PROMPT:
Find the lines that contain the word "physical" and copy each one.

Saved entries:
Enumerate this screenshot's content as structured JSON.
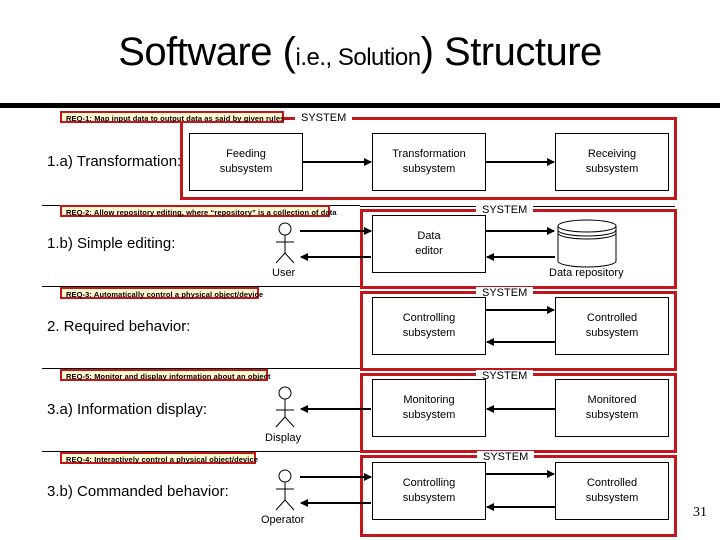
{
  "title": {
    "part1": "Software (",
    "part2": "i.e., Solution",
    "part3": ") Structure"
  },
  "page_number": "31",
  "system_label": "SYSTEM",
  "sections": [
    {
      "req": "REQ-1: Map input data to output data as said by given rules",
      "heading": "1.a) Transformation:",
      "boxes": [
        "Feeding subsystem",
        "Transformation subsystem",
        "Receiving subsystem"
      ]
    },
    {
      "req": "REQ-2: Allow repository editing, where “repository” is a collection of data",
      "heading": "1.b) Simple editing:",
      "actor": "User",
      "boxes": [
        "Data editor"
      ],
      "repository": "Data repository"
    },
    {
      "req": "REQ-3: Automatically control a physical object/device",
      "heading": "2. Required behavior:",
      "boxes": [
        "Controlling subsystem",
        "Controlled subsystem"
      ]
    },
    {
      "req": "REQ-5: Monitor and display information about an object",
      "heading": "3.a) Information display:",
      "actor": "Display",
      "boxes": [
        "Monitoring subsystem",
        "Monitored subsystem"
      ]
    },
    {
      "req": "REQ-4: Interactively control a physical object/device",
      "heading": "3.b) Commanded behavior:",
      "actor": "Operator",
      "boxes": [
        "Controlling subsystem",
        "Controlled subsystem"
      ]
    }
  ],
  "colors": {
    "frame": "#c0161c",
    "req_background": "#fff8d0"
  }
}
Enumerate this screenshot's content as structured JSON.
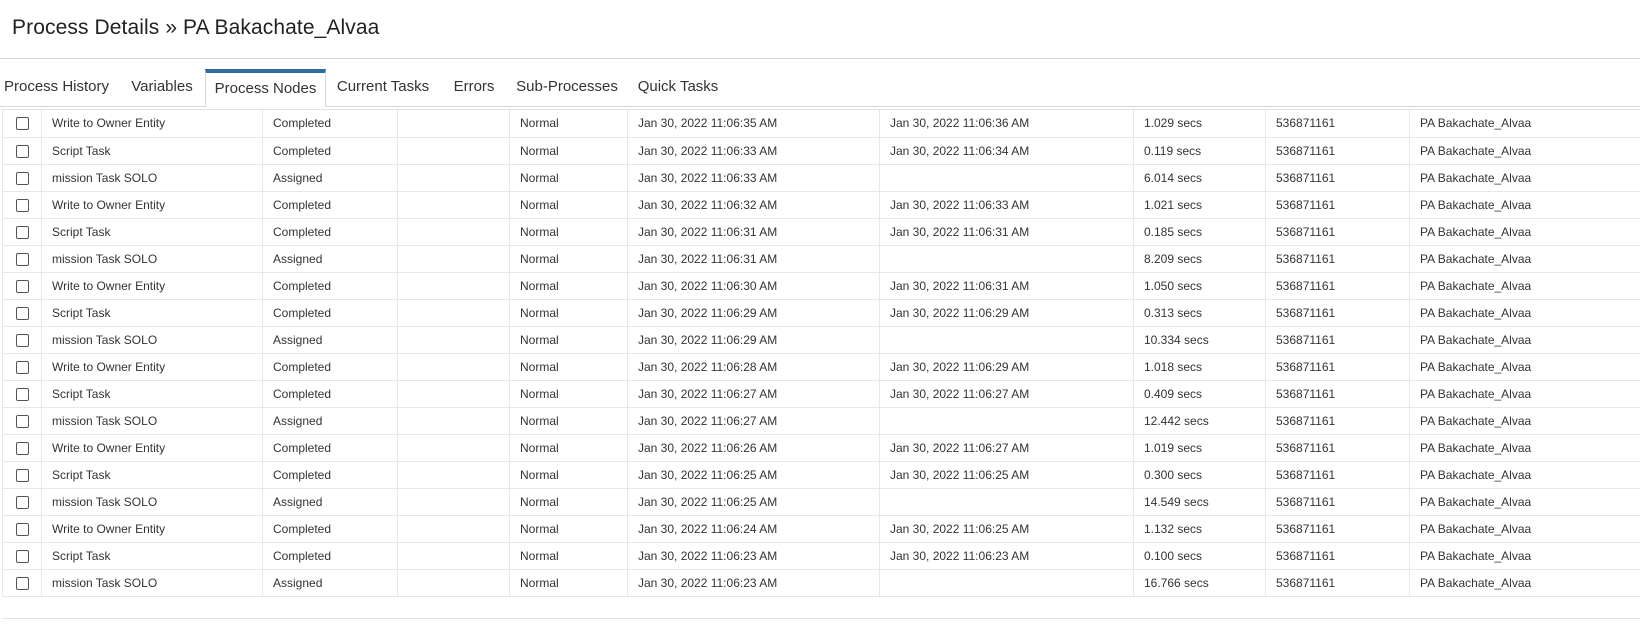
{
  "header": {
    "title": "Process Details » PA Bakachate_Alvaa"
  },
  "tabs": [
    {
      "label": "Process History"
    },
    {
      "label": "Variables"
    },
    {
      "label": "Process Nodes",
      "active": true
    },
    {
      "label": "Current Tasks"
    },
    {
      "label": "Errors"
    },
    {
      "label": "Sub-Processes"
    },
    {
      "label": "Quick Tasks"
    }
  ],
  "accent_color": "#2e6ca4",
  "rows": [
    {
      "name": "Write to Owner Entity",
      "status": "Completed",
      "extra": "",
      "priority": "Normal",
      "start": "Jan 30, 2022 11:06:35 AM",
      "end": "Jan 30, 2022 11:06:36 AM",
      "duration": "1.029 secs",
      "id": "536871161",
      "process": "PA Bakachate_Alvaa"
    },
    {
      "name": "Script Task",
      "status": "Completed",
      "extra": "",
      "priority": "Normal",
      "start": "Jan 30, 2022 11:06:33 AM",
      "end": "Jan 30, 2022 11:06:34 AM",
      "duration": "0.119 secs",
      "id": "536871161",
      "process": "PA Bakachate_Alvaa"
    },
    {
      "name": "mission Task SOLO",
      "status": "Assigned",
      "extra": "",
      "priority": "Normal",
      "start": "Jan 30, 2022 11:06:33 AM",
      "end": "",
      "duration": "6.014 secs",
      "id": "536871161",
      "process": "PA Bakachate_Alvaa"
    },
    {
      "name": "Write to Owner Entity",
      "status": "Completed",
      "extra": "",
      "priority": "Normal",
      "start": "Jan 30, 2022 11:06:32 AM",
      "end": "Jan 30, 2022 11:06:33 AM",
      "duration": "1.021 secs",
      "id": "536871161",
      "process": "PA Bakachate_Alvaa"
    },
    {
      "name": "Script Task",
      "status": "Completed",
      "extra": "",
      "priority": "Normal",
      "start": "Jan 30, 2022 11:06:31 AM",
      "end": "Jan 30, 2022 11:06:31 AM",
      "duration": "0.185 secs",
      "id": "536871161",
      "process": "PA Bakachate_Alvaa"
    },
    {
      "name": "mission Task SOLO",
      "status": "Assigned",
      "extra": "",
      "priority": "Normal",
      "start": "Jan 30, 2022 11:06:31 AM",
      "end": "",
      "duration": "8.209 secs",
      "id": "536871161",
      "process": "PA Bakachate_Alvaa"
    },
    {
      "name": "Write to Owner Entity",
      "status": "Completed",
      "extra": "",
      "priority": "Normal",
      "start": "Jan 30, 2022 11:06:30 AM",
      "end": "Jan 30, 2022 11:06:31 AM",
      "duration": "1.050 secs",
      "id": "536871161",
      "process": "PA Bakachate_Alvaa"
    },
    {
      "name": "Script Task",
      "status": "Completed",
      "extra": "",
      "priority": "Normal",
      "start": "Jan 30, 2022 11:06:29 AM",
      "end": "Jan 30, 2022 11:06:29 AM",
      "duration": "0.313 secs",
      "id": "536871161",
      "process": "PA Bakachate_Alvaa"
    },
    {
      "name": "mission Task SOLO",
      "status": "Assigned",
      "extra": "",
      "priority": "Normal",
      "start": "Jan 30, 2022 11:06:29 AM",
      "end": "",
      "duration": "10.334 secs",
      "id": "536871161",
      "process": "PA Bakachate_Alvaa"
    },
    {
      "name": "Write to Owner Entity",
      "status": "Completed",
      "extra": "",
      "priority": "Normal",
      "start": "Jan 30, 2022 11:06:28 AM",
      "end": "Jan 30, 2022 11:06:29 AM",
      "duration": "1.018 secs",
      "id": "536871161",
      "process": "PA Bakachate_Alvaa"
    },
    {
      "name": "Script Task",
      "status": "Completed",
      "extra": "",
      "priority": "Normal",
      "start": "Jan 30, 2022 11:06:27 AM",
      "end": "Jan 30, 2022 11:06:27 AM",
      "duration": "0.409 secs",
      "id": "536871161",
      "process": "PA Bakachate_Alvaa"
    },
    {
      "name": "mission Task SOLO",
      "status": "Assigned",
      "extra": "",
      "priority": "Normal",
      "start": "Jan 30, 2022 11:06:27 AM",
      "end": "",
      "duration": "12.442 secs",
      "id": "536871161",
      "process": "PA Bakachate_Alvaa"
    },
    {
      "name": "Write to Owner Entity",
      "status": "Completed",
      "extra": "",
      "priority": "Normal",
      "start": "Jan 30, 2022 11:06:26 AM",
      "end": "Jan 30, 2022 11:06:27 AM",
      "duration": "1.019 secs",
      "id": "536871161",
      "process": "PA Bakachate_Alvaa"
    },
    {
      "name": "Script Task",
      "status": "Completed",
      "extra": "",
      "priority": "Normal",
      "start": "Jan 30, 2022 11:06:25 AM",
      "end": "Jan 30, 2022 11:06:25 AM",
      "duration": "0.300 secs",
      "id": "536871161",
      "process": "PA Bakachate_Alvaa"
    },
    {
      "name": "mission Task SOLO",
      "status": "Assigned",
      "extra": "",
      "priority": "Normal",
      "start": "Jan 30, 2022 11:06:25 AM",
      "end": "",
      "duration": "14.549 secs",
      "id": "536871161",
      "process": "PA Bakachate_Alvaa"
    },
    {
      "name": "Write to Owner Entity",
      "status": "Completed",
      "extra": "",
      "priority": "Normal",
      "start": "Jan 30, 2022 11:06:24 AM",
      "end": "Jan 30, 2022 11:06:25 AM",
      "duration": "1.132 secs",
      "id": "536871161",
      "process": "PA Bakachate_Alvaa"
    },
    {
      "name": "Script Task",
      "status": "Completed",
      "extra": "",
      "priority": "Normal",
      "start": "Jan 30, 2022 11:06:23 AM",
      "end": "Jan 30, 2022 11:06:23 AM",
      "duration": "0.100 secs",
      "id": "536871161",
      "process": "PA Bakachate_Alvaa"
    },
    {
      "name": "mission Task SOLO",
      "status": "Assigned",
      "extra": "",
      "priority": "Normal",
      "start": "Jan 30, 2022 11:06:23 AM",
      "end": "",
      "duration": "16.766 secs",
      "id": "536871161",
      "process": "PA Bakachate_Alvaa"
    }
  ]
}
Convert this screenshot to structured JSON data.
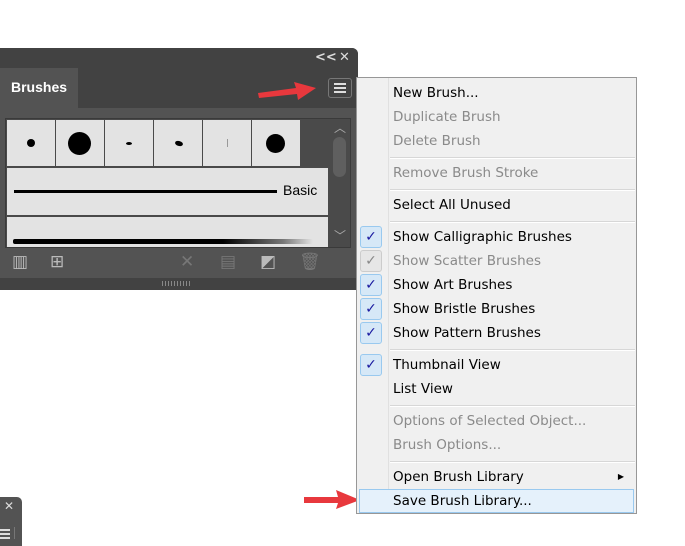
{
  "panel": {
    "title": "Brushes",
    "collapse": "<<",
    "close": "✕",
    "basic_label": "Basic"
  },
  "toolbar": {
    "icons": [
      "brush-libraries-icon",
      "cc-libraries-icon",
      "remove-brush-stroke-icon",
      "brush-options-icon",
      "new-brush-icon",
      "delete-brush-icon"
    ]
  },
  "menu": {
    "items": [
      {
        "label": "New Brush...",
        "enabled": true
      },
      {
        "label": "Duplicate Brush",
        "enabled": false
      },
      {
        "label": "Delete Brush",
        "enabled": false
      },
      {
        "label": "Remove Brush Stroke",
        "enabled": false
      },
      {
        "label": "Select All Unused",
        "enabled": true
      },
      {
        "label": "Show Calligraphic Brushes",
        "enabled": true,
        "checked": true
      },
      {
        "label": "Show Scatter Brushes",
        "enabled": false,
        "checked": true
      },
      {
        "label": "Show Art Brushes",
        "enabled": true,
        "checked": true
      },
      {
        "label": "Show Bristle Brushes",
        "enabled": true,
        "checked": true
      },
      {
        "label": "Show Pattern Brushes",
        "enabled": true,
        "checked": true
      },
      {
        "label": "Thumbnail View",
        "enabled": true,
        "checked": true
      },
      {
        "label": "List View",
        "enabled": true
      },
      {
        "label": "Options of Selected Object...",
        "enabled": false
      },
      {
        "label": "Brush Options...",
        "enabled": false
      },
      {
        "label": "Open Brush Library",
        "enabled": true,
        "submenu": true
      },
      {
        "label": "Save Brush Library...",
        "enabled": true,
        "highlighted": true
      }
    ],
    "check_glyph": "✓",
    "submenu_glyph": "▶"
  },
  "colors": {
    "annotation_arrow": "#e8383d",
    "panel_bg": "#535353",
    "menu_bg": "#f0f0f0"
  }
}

ANSWER IN FULL:
      "req": "REQ-3: Automatically control a physical object/device",
      "req": "REQ-4: Interactively control a physical object/device",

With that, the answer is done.